[Opening Recorded data section]

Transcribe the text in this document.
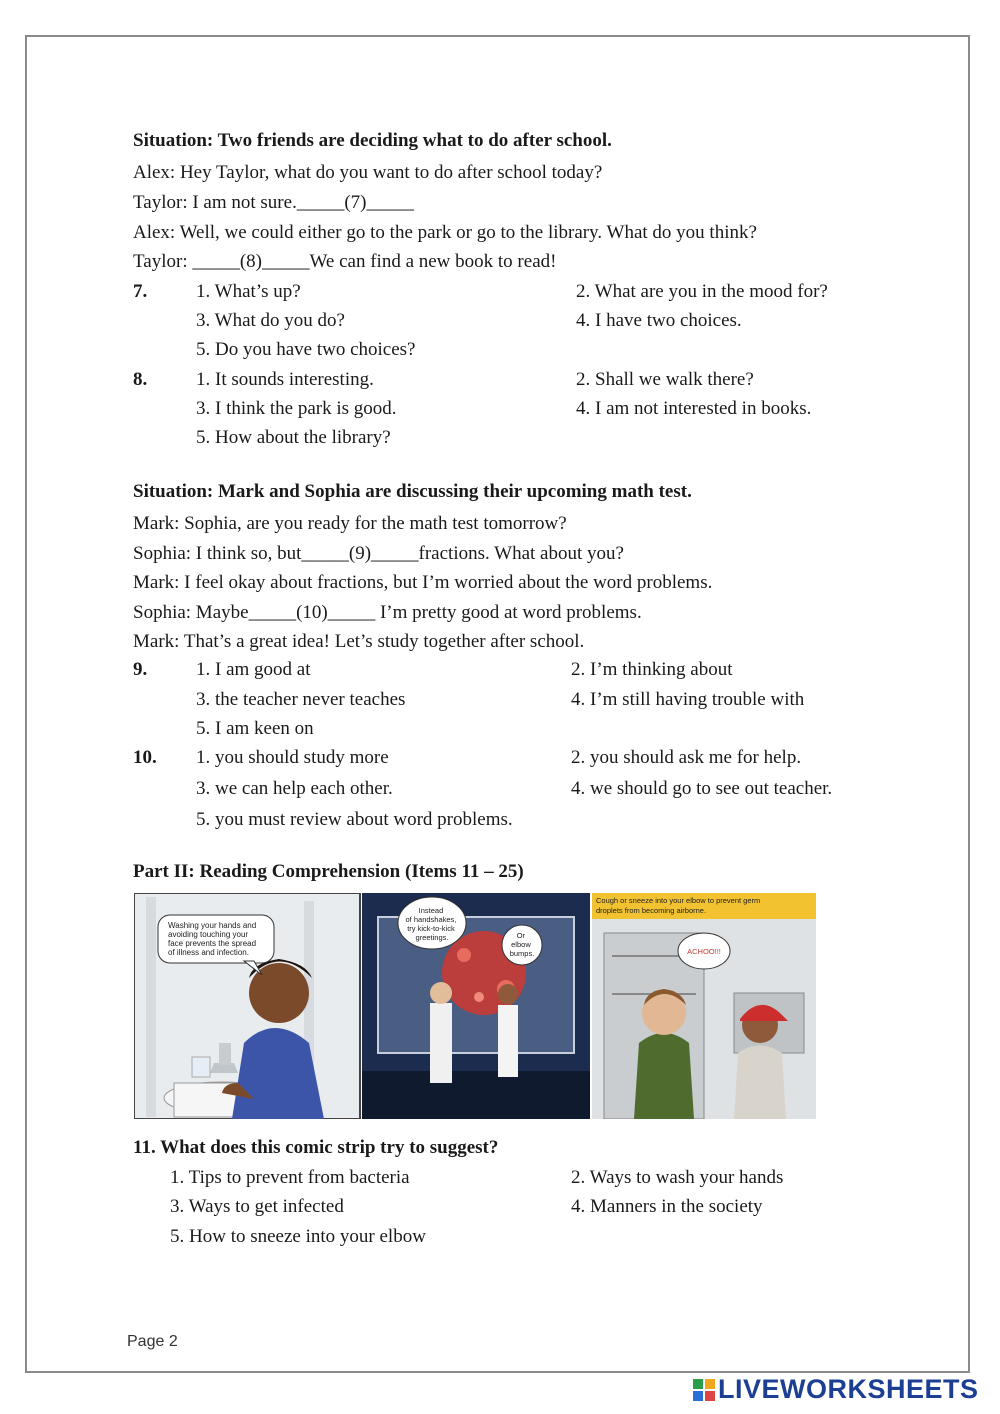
Situation: Two friends are deciding what to do after school.
Alex: Hey Taylor, what do you want to do after school today?
Taylor: I am not sure._____(7)_____
Alex: Well, we could either go to the park or go to the library. What do you think?
Taylor: _____(8)_____We can find a new book to read!
7.	1. What’s up?	2. What are you in the mood for?
3. What do you do?	4. I have two choices.
5. Do you have two choices?
8.	1. It sounds interesting.	2. Shall we walk there?
3. I think the park is good.	4. I am not interested in books.
5. How about the library?
Situation: Mark and Sophia are discussing their upcoming math test.
Mark: Sophia, are you ready for the math test tomorrow?
Sophia: I think so, but_____(9)_____fractions. What about you?
Mark: I feel okay about fractions, but I’m worried about the word problems.
Sophia: Maybe_____(10)_____ I’m pretty good at word problems.
Mark: That’s a great idea! Let’s study together after school.
9.	1. I am good at	2. I’m thinking about
3. the teacher never teaches	4. I’m still having trouble with
5. I am keen on
10. 1. you should study more	2. you should ask me for help.
3. we can help each other.	4. we should go to see out teacher.
5. you must review about word problems.
Part II: Reading Comprehension (Items 11 – 25)
Washing your hands and avoiding touching your face prevents the spread of illness and infection.
Instead of handshakes, try kick-to-kick greetings.	Or elbow bumps.
Cough or sneeze into your elbow to prevent germ droplets from becoming airborne.
ACHOO!!!
11. What does this comic strip try to suggest?
1. Tips to prevent from bacteria	2. Ways to wash your hands
3. Ways to get infected	4. Manners in the society
5. How to sneeze into your elbow
Page 2
LIVEWORKSHEETS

[Closing Recorded data section]

**Problem to solve:**
Although the records include pictures, the copy should reproduce every line exactly and none of the pictures.

**Worked solution:**
Transcribe the text in this document.
Situation: Two friends are deciding what to do after school.
Alex: Hey Taylor, what do you want to do after school today?
Taylor: I am not sure._____(7)_____
Alex: Well, we could either go to the park or go to the library. What do you think?
Taylor: _____(8)_____We can find a new book to read!
7.	1. What’s up?	2. What are you in the mood for?
3. What do you do?	4. I have two choices.
5. Do you have two choices?
8.	1. It sounds interesting.	2. Shall we walk there?
3. I think the park is good.	4. I am not interested in books.
5. How about the library?
Situation: Mark and Sophia are discussing their upcoming math test.
Mark: Sophia, are you ready for the math test tomorrow?
Sophia: I think so, but_____(9)_____fractions. What about you?
Mark: I feel okay about fractions, but I’m worried about the word problems.
Sophia: Maybe_____(10)_____ I’m pretty good at word problems.
Mark: That’s a great idea! Let’s study together after school.
9.	1. I am good at	2. I’m thinking about
3. the teacher never teaches	4. I’m still having trouble with
5. I am keen on
10. 1. you should study more	2. you should ask me for help.
3. we can help each other.	4. we should go to see out teacher.
5. you must review about word problems.
Part II: Reading Comprehension (Items 11 – 25)
Washing your hands and avoiding touching your face prevents the spread of illness and infection.
Instead of handshakes, try kick-to-kick greetings.	Or elbow bumps.
Cough or sneeze into your elbow to prevent germ droplets from becoming airborne.
ACHOO!!!
11. What does this comic strip try to suggest?
1. Tips to prevent from bacteria	2. Ways to wash your hands
3. Ways to get infected	4. Manners in the society
5. How to sneeze into your elbow
Page 2
LIVEWORKSHEETS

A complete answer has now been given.